- _What the exercise asks_
Reproduce every line of the records below with "PENSADOR" changed to "PENSAMENTO" and everything else left as it is, omitting the pictures from your answer.

(Stored data)
* * * * *

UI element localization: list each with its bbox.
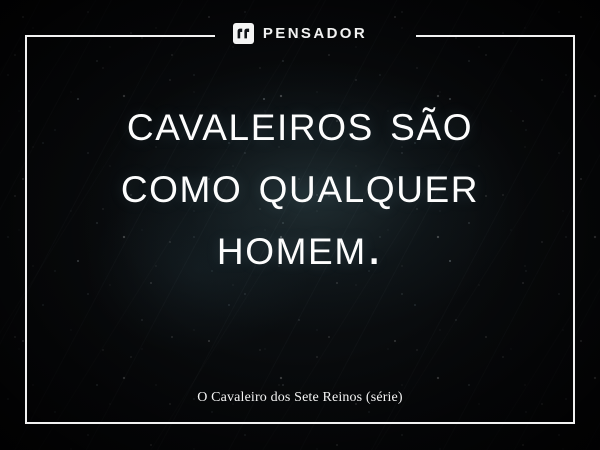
quote-attribution: O Cavaleiro dos Sete Reinos (série) [25,390,575,406]
quote-line: Cavaleiros são [25,92,575,154]
brand-logo[interactable]: PENSADOR [0,23,600,44]
brand-wordmark: PENSADOR [263,26,367,41]
frame-border-bottom [25,422,575,424]
quote-mark-icon [233,23,254,44]
quote-line: como qualquer [25,154,575,216]
quote-line: homem. [25,216,575,278]
quote-card: PENSADOR Cavaleiros são como qualquer ho… [0,0,600,450]
quote-text: Cavaleiros são como qualquer homem. [25,92,575,278]
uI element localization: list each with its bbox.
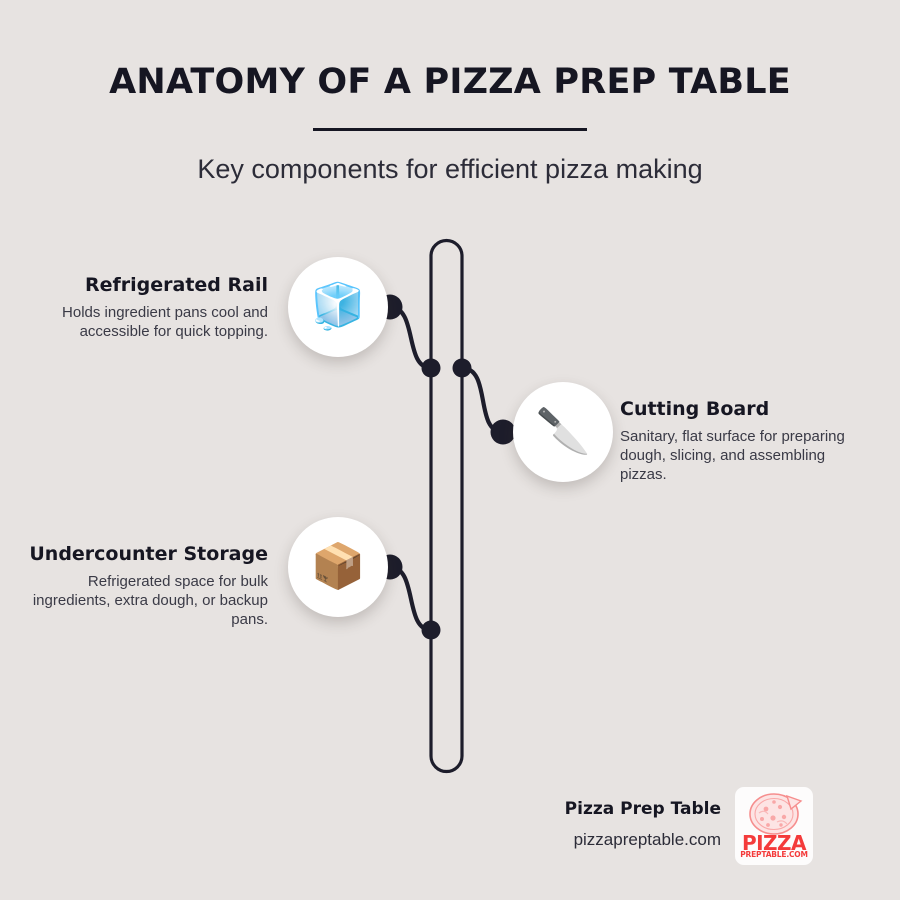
kitchen-knife-icon: 🔪 xyxy=(536,410,591,454)
icon-circle-undercounter-storage[interactable]: 📦 xyxy=(288,517,388,617)
connector-node-outer-2 xyxy=(491,420,516,445)
icon-circle-refrigerated-rail[interactable]: 🧊 xyxy=(288,257,388,357)
item-block-refrigerated-rail: Refrigerated Rail Holds ingredient pans … xyxy=(18,275,268,341)
item-block-undercounter-storage: Undercounter Storage Refrigerated space … xyxy=(18,544,268,629)
item-title-refrigerated-rail: Refrigerated Rail xyxy=(18,275,268,297)
item-description-cutting-board: Sanitary, flat surface for preparing dou… xyxy=(620,427,870,485)
item-title-undercounter-storage: Undercounter Storage xyxy=(18,544,268,566)
item-description-refrigerated-rail: Holds ingredient pans cool and accessibl… xyxy=(18,303,268,341)
footer-website-url[interactable]: pizzapreptable.com xyxy=(478,830,721,850)
brand-logo[interactable]: PIZZA PREPTABLE.COM xyxy=(735,787,813,865)
package-box-icon: 📦 xyxy=(311,545,366,589)
connector-node-inner-2 xyxy=(453,359,472,378)
icon-circle-cutting-board[interactable]: 🔪 xyxy=(513,382,613,482)
logo-wordmark-secondary: PREPTABLE.COM xyxy=(735,850,813,859)
item-block-cutting-board: Cutting Board Sanitary, flat surface for… xyxy=(620,399,870,484)
connector-path-2 xyxy=(462,368,503,432)
title-divider xyxy=(313,128,587,131)
footer-brand-name: Pizza Prep Table xyxy=(478,799,721,819)
item-description-undercounter-storage: Refrigerated space for bulk ingredients,… xyxy=(18,572,268,630)
page-title: ANATOMY OF A PIZZA PREP TABLE xyxy=(0,62,900,102)
infographic-canvas: ANATOMY OF A PIZZA PREP TABLE Key compon… xyxy=(0,0,900,900)
connector-path-1 xyxy=(390,307,431,368)
spine-capsule xyxy=(431,241,462,772)
page-subtitle: Key components for efficient pizza makin… xyxy=(0,154,900,185)
connector-node-inner-3 xyxy=(422,621,441,640)
item-title-cutting-board: Cutting Board xyxy=(620,399,870,421)
ice-cube-icon: 🧊 xyxy=(311,285,366,329)
connector-node-inner-1 xyxy=(422,359,441,378)
connector-path-3 xyxy=(390,567,431,630)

* * * * *

- _Written reply_
UI element localization: list each with its bbox.
quote-attribution: O Cavaleiro dos Sete Reinos (série) [25,390,575,406]
quote-line: Cavaleiros são [25,92,575,154]
brand-logo[interactable]: PENSAMENTO [0,23,600,44]
brand-wordmark: PENSAMENTO [263,26,367,41]
frame-border-bottom [25,422,575,424]
quote-mark-icon [233,23,254,44]
quote-line: como qualquer [25,154,575,216]
quote-line: homem. [25,216,575,278]
quote-card: PENSAMENTO Cavaleiros são como qualquer ho… [0,0,600,450]
quote-text: Cavaleiros são como qualquer homem. [25,92,575,278]
uI element localization: list each with its bbox.
kitchen-knife-icon: 🔪 xyxy=(536,410,591,454)
icon-circle-undercounter-storage[interactable]: 📦 xyxy=(288,517,388,617)
connector-node-outer-2 xyxy=(491,420,516,445)
icon-circle-refrigerated-rail[interactable]: 🧊 xyxy=(288,257,388,357)
item-block-refrigerated-rail: Refrigerated Rail Holds ingredient pans … xyxy=(18,275,268,341)
item-block-undercounter-storage: Undercounter Storage Refrigerated space … xyxy=(18,544,268,629)
item-title-refrigerated-rail: Refrigerated Rail xyxy=(18,275,268,297)
item-description-cutting-board: Sanitary, flat surface for preparing dou… xyxy=(620,427,870,485)
item-title-undercounter-storage: Undercounter Storage xyxy=(18,544,268,566)
item-description-refrigerated-rail: Holds ingredient pans cool and accessibl… xyxy=(18,303,268,341)
footer-website-url[interactable]: pizzapreptable.com xyxy=(478,830,721,850)
brand-logo[interactable]: PIZZA PREPTABLE.COM xyxy=(735,787,813,865)
package-box-icon: 📦 xyxy=(311,545,366,589)
connector-node-inner-2 xyxy=(453,359,472,378)
icon-circle-cutting-board[interactable]: 🔪 xyxy=(513,382,613,482)
logo-wordmark-secondary: PREPTABLE.COM xyxy=(735,850,813,859)
item-block-cutting-board: Cutting Board Sanitary, flat surface for… xyxy=(620,399,870,484)
connector-path-2 xyxy=(462,368,503,432)
title-divider xyxy=(313,128,587,131)
footer-brand-name: Pizza Prep Table xyxy=(478,799,721,819)
item-description-undercounter-storage: Refrigerated space for bulk ingredients,… xyxy=(18,572,268,630)
page-title: ANATOMY OF A PIZZA PREP TABLE xyxy=(0,62,900,102)
infographic-canvas: ANATOMY OF A PIZZA PREP TABLE Key compon… xyxy=(0,0,900,900)
connector-path-1 xyxy=(390,307,431,368)
spine-capsule xyxy=(431,241,462,772)
page-subtitle: Key components for efficient pizza makin… xyxy=(0,154,900,185)
connector-node-inner-3 xyxy=(422,621,441,640)
item-title-cutting-board: Cutting Board xyxy=(620,399,870,421)
ice-cube-icon: 🧊 xyxy=(311,285,366,329)
connector-node-inner-1 xyxy=(422,359,441,378)
connector-path-3 xyxy=(390,567,431,630)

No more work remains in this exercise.